Exercise: For the data below, report the number of lines that contain the string "bolts" and nothing else.

[BEGIN Exercise data]

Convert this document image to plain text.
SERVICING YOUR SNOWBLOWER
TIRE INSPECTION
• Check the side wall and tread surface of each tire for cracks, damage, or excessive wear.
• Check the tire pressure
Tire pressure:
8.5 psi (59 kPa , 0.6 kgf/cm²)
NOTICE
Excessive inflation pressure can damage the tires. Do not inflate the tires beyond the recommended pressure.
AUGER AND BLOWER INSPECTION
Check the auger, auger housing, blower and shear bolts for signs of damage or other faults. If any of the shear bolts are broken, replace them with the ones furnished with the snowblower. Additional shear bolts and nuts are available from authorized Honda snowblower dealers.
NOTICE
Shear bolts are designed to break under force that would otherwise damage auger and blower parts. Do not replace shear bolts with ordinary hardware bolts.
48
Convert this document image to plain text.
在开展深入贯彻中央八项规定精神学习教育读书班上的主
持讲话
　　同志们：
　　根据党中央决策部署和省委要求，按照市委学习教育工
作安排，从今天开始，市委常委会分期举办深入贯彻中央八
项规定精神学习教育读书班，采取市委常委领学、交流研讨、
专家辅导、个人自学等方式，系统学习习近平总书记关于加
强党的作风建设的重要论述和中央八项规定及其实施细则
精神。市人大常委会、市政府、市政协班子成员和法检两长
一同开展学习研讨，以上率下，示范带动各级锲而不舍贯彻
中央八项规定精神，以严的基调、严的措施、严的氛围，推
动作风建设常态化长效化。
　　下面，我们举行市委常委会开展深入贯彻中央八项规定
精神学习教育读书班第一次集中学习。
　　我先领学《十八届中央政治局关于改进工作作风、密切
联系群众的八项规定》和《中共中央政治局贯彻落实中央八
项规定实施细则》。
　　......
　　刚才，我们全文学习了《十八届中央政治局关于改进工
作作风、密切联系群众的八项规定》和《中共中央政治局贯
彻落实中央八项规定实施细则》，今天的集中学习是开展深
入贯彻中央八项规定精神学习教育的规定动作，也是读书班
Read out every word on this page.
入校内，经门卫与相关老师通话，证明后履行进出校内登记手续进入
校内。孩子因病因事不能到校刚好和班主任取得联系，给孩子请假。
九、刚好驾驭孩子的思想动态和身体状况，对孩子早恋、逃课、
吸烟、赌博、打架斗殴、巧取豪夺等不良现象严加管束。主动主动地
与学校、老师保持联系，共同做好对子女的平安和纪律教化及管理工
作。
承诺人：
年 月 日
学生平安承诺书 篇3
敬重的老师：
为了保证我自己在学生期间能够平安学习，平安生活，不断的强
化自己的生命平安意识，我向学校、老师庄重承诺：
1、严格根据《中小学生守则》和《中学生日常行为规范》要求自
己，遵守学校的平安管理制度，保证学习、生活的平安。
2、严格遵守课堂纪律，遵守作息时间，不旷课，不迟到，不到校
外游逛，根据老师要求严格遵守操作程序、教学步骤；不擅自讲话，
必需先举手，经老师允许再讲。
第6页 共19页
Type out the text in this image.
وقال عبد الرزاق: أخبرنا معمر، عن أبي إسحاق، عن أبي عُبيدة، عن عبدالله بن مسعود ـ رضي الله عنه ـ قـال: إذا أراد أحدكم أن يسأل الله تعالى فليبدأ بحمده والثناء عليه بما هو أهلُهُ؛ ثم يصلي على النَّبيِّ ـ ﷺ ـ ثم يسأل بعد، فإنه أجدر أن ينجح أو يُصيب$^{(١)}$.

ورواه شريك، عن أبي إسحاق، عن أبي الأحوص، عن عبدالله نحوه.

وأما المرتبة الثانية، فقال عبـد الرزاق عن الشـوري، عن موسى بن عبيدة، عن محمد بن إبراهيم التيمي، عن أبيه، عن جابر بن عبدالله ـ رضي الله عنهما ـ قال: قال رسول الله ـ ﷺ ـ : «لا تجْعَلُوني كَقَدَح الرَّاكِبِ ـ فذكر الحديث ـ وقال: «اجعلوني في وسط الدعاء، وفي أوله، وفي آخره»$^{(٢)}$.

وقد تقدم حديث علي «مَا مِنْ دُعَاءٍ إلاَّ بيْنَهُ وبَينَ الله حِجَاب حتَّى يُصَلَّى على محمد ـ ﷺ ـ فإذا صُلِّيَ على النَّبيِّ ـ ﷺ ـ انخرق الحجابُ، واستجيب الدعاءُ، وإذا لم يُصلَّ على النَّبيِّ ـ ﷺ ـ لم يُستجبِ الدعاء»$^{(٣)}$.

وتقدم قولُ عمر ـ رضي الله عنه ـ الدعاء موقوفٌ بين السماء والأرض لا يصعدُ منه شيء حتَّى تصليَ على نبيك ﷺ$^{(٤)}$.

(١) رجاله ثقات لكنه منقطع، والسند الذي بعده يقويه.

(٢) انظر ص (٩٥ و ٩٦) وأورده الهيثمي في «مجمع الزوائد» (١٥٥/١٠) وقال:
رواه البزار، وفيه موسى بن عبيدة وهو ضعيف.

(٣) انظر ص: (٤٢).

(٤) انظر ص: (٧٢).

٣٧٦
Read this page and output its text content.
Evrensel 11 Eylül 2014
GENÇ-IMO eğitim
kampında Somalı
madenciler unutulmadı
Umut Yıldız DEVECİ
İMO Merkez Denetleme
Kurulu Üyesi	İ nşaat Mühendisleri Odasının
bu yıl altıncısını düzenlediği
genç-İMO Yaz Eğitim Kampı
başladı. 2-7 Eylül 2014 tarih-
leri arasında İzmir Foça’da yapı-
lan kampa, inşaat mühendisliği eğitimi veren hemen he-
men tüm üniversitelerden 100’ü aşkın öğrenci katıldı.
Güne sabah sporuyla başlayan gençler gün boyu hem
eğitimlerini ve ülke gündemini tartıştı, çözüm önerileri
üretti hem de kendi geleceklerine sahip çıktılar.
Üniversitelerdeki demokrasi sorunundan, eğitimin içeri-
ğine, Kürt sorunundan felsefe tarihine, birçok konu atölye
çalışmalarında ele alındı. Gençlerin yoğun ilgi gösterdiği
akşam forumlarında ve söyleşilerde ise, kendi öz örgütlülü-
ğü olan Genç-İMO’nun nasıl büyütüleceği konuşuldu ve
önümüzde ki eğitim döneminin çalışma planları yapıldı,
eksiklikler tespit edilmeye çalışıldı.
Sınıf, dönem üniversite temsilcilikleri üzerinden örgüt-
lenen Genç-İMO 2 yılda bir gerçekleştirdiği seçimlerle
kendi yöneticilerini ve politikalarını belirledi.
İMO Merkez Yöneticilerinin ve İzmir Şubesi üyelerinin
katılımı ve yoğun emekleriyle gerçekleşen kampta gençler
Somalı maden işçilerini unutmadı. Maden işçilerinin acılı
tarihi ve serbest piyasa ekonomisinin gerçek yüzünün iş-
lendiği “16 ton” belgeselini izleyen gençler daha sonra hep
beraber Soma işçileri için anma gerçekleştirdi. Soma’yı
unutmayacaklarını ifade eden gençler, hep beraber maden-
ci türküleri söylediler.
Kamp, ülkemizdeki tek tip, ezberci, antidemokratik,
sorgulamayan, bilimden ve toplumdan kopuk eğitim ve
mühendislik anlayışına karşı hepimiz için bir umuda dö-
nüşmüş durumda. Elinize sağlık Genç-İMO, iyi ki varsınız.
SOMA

[END Exercise data]

Answer to the problem: 2